[What to do] Extract each line of the data below exactly as written.

**** Data for the task ****

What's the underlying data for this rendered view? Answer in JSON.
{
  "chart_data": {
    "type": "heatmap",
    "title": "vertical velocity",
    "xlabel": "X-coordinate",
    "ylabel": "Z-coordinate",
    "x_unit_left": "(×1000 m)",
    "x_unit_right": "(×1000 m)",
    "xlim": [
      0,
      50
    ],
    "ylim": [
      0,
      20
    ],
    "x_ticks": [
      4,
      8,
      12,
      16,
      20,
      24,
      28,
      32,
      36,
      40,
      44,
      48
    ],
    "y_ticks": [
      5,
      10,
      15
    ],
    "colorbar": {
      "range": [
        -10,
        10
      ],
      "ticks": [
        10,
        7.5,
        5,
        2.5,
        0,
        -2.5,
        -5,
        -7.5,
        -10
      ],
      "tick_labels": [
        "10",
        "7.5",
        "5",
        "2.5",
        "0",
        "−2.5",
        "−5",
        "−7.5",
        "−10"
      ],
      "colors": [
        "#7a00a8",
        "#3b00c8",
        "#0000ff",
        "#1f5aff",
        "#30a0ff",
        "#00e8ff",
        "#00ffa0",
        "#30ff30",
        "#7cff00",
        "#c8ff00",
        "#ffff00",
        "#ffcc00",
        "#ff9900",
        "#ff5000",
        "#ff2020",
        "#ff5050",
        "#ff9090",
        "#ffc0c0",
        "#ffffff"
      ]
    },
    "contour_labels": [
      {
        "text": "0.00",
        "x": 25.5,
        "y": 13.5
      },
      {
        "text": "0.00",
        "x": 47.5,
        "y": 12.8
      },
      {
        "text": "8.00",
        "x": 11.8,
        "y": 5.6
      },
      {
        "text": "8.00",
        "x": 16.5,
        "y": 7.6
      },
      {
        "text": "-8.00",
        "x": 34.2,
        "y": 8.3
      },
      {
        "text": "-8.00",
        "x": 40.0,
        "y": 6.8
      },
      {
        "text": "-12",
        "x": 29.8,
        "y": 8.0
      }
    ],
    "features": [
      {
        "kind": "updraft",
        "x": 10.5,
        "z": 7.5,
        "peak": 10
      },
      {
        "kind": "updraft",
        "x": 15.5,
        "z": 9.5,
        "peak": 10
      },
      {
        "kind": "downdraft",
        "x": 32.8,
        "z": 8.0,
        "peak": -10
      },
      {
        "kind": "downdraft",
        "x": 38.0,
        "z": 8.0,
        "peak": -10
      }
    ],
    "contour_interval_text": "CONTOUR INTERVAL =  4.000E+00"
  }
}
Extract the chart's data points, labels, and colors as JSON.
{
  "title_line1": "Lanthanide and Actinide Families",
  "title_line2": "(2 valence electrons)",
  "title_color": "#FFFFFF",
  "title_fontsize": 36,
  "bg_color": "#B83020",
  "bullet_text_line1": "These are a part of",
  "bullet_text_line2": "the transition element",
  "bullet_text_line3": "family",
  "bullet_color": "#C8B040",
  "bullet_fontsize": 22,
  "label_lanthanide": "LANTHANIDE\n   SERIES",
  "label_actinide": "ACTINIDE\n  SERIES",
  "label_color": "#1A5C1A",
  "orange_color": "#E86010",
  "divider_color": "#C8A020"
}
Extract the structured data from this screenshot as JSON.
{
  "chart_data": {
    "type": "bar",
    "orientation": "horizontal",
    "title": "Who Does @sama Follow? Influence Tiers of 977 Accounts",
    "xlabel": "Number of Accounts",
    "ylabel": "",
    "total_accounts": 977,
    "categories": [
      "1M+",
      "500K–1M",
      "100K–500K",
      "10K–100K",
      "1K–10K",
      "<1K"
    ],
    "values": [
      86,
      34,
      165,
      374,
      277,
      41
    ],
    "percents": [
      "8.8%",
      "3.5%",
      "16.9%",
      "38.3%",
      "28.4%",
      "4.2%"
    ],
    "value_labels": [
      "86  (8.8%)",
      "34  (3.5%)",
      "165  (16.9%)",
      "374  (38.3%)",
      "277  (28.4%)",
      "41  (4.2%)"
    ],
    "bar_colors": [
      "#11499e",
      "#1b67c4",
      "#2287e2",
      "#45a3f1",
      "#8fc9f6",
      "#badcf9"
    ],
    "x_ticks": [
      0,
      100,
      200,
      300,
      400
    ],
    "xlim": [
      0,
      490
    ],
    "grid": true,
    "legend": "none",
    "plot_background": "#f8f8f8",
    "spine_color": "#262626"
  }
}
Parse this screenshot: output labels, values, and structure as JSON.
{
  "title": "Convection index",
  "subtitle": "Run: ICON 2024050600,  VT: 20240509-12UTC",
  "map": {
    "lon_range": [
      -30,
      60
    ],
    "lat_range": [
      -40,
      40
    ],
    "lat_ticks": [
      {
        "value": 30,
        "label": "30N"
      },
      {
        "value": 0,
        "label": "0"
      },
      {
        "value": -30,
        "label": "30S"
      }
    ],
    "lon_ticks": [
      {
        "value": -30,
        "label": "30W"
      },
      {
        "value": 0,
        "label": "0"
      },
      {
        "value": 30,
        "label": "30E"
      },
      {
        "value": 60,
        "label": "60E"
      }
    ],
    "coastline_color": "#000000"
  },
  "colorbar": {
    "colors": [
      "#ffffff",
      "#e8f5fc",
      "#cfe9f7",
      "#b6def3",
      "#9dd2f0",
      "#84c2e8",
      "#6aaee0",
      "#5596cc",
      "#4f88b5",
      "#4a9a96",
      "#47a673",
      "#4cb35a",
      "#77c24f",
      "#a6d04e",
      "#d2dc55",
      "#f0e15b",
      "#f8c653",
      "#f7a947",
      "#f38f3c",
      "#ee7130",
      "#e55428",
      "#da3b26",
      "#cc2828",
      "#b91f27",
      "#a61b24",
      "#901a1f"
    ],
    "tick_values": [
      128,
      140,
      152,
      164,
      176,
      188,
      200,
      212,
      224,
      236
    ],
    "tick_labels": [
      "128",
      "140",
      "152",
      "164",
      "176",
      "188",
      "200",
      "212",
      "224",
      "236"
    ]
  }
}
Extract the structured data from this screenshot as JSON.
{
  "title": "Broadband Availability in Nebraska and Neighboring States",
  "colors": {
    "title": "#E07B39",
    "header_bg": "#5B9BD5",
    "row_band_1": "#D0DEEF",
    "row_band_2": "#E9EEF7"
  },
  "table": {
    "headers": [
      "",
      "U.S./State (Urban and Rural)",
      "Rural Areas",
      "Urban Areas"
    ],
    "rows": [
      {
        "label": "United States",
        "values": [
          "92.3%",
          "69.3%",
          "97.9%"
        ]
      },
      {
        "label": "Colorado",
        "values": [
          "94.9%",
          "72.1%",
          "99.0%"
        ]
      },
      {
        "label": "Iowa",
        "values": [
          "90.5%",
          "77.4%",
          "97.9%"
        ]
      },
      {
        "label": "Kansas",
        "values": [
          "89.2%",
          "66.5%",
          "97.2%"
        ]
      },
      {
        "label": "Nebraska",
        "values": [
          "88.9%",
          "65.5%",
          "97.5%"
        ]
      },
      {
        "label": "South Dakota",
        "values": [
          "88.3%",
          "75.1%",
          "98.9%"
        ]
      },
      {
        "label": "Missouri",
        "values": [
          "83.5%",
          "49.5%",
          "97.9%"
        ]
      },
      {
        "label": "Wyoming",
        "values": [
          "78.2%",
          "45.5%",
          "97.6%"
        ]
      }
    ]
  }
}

****

[Answer]
What's the underlying data for this rendered view? Answer in JSON.
{
  "chart_data": {
    "type": "heatmap",
    "title": "vertical velocity",
    "xlabel": "X-coordinate",
    "ylabel": "Z-coordinate",
    "x_unit_left": "(×1000 m)",
    "x_unit_right": "(×1000 m)",
    "xlim": [
      0,
      50
    ],
    "ylim": [
      0,
      20
    ],
    "x_ticks": [
      4,
      8,
      12,
      16,
      20,
      24,
      28,
      32,
      36,
      40,
      44,
      48
    ],
    "y_ticks": [
      5,
      10,
      15
    ],
    "colorbar": {
      "range": [
        -10,
        10
      ],
      "ticks": [
        10,
        7.5,
        5,
        2.5,
        0,
        -2.5,
        -5,
        -7.5,
        -10
      ],
      "tick_labels": [
        "10",
        "7.5",
        "5",
        "2.5",
        "0",
        "−2.5",
        "−5",
        "−7.5",
        "−10"
      ],
      "colors": [
        "#7a00a8",
        "#3b00c8",
        "#0000ff",
        "#1f5aff",
        "#30a0ff",
        "#00e8ff",
        "#00ffa0",
        "#30ff30",
        "#7cff00",
        "#c8ff00",
        "#ffff00",
        "#ffcc00",
        "#ff9900",
        "#ff5000",
        "#ff2020",
        "#ff5050",
        "#ff9090",
        "#ffc0c0",
        "#ffffff"
      ]
    },
    "contour_labels": [
      {
        "text": "0.00",
        "x": 25.5,
        "y": 13.5
      },
      {
        "text": "0.00",
        "x": 47.5,
        "y": 12.8
      },
      {
        "text": "8.00",
        "x": 11.8,
        "y": 5.6
      },
      {
        "text": "8.00",
        "x": 16.5,
        "y": 7.6
      },
      {
        "text": "-8.00",
        "x": 34.2,
        "y": 8.3
      },
      {
        "text": "-8.00",
        "x": 40.0,
        "y": 6.8
      },
      {
        "text": "-12",
        "x": 29.8,
        "y": 8.0
      }
    ],
    "features": [
      {
        "kind": "updraft",
        "x": 10.5,
        "z": 7.5,
        "peak": 10
      },
      {
        "kind": "updraft",
        "x": 15.5,
        "z": 9.5,
        "peak": 10
      },
      {
        "kind": "downdraft",
        "x": 32.8,
        "z": 8.0,
        "peak": -10
      },
      {
        "kind": "downdraft",
        "x": 38.0,
        "z": 8.0,
        "peak": -10
      }
    ],
    "contour_interval_text": "CONTOUR INTERVAL =  4.000E+00"
  }
}
Extract the chart's data points, labels, and colors as JSON.
{
  "title_line1": "Lanthanide and Actinide Families",
  "title_line2": "(2 valence electrons)",
  "title_color": "#FFFFFF",
  "title_fontsize": 36,
  "bg_color": "#B83020",
  "bullet_text_line1": "These are a part of",
  "bullet_text_line2": "the transition element",
  "bullet_text_line3": "family",
  "bullet_color": "#C8B040",
  "bullet_fontsize": 22,
  "label_lanthanide": "LANTHANIDE\n   SERIES",
  "label_actinide": "ACTINIDE\n  SERIES",
  "label_color": "#1A5C1A",
  "orange_color": "#E86010",
  "divider_color": "#C8A020"
}
Extract the structured data from this screenshot as JSON.
{
  "chart_data": {
    "type": "bar",
    "orientation": "horizontal",
    "title": "Who Does @sama Follow? Influence Tiers of 977 Accounts",
    "xlabel": "Number of Accounts",
    "ylabel": "",
    "total_accounts": 977,
    "categories": [
      "1M+",
      "500K–1M",
      "100K–500K",
      "10K–100K",
      "1K–10K",
      "<1K"
    ],
    "values": [
      86,
      34,
      165,
      374,
      277,
      41
    ],
    "percents": [
      "8.8%",
      "3.5%",
      "16.9%",
      "38.3%",
      "28.4%",
      "4.2%"
    ],
    "value_labels": [
      "86  (8.8%)",
      "34  (3.5%)",
      "165  (16.9%)",
      "374  (38.3%)",
      "277  (28.4%)",
      "41  (4.2%)"
    ],
    "bar_colors": [
      "#11499e",
      "#1b67c4",
      "#2287e2",
      "#45a3f1",
      "#8fc9f6",
      "#badcf9"
    ],
    "x_ticks": [
      0,
      100,
      200,
      300,
      400
    ],
    "xlim": [
      0,
      490
    ],
    "grid": true,
    "legend": "none",
    "plot_background": "#f8f8f8",
    "spine_color": "#262626"
  }
}
Parse this screenshot: output labels, values, and structure as JSON.
{
  "title": "Convection index",
  "subtitle": "Run: ICON 2024050600,  VT: 20240509-12UTC",
  "map": {
    "lon_range": [
      -30,
      60
    ],
    "lat_range": [
      -40,
      40
    ],
    "lat_ticks": [
      {
        "value": 30,
        "label": "30N"
      },
      {
        "value": 0,
        "label": "0"
      },
      {
        "value": -30,
        "label": "30S"
      }
    ],
    "lon_ticks": [
      {
        "value": -30,
        "label": "30W"
      },
      {
        "value": 0,
        "label": "0"
      },
      {
        "value": 30,
        "label": "30E"
      },
      {
        "value": 60,
        "label": "60E"
      }
    ],
    "coastline_color": "#000000"
  },
  "colorbar": {
    "colors": [
      "#ffffff",
      "#e8f5fc",
      "#cfe9f7",
      "#b6def3",
      "#9dd2f0",
      "#84c2e8",
      "#6aaee0",
      "#5596cc",
      "#4f88b5",
      "#4a9a96",
      "#47a673",
      "#4cb35a",
      "#77c24f",
      "#a6d04e",
      "#d2dc55",
      "#f0e15b",
      "#f8c653",
      "#f7a947",
      "#f38f3c",
      "#ee7130",
      "#e55428",
      "#da3b26",
      "#cc2828",
      "#b91f27",
      "#a61b24",
      "#901a1f"
    ],
    "tick_values": [
      128,
      140,
      152,
      164,
      176,
      188,
      200,
      212,
      224,
      236
    ],
    "tick_labels": [
      "128",
      "140",
      "152",
      "164",
      "176",
      "188",
      "200",
      "212",
      "224",
      "236"
    ]
  }
}
Extract the structured data from this screenshot as JSON.
{
  "title": "Broadband Availability in Nebraska and Neighboring States",
  "colors": {
    "title": "#E07B39",
    "header_bg": "#5B9BD5",
    "row_band_1": "#D0DEEF",
    "row_band_2": "#E9EEF7"
  },
  "table": {
    "headers": [
      "",
      "U.S./State (Urban and Rural)",
      "Rural Areas",
      "Urban Areas"
    ],
    "rows": [
      {
        "label": "United States",
        "values": [
          "92.3%",
          "69.3%",
          "97.9%"
        ]
      },
      {
        "label": "Colorado",
        "values": [
          "94.9%",
          "72.1%",
          "99.0%"
        ]
      },
      {
        "label": "Iowa",
        "values": [
          "90.5%",
          "77.4%",
          "97.9%"
        ]
      },
      {
        "label": "Kansas",
        "values": [
          "89.2%",
          "66.5%",
          "97.2%"
        ]
      },
      {
        "label": "Nebraska",
        "values": [
          "88.9%",
          "65.5%",
          "97.5%"
        ]
      },
      {
        "label": "South Dakota",
        "values": [
          "88.3%",
          "75.1%",
          "98.9%"
        ]
      },
      {
        "label": "Missouri",
        "values": [
          "83.5%",
          "49.5%",
          "97.9%"
        ]
      },
      {
        "label": "Wyoming",
        "values": [
          "78.2%",
          "45.5%",
          "97.6%"
        ]
      }
    ]
  }
}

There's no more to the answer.